# WORK REQUIRED
Go through the material and write it all out exactly, minus the pictures.
-- Begin TASK INPUT --
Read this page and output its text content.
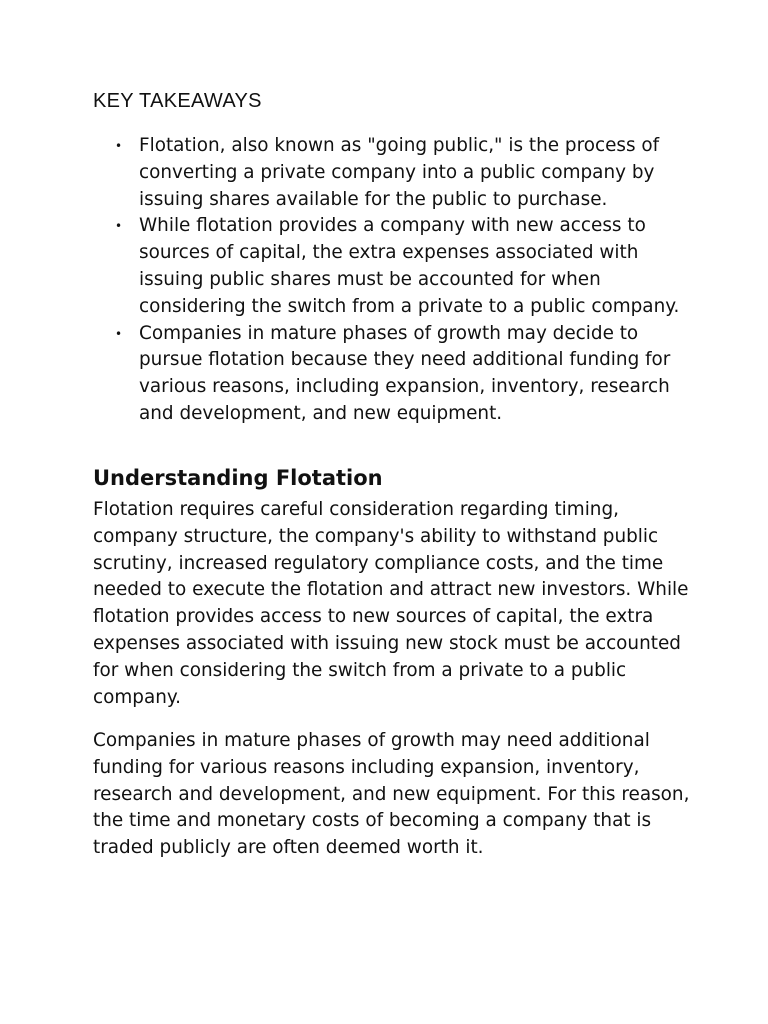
KEY TAKEAWAYS
• Flotation, also known as "going public," is the process of converting a private company into a public company by issuing shares available for the public to purchase.
• While flotation provides a company with new access to sources of capital, the extra expenses associated with issuing public shares must be accounted for when considering the switch from a private to a public company.
• Companies in mature phases of growth may decide to pursue flotation because they need additional funding for various reasons, including expansion, inventory, research and development, and new equipment.
Understanding Flotation

Flotation requires careful consideration regarding timing, company structure, the company's ability to withstand public scrutiny, increased regulatory compliance costs, and the time needed to execute the flotation and attract new investors. While flotation provides access to new sources of capital, the extra expenses associated with issuing new stock must be accounted for when considering the switch from a private to a public company.

Companies in mature phases of growth may need additional funding for various reasons including expansion, inventory, research and development, and new equipment. For this reason, the time and monetary costs of becoming a company that is traded publicly are often deemed worth it.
-- End TASK INPUT --
# TASK RESPONSE
Read this page and output its text content.
KEY TAKEAWAYS
• Flotation, also known as "going public," is the process of converting a private company into a public company by issuing shares available for the public to purchase.
• While flotation provides a company with new access to sources of capital, the extra expenses associated with issuing public shares must be accounted for when considering the switch from a private to a public company.
• Companies in mature phases of growth may decide to pursue flotation because they need additional funding for various reasons, including expansion, inventory, research and development, and new equipment.
Understanding Flotation

Flotation requires careful consideration regarding timing, company structure, the company's ability to withstand public scrutiny, increased regulatory compliance costs, and the time needed to execute the flotation and attract new investors. While flotation provides access to new sources of capital, the extra expenses associated with issuing new stock must be accounted for when considering the switch from a private to a public company.

Companies in mature phases of growth may need additional funding for various reasons including expansion, inventory, research and development, and new equipment. For this reason, the time and monetary costs of becoming a company that is traded publicly are often deemed worth it.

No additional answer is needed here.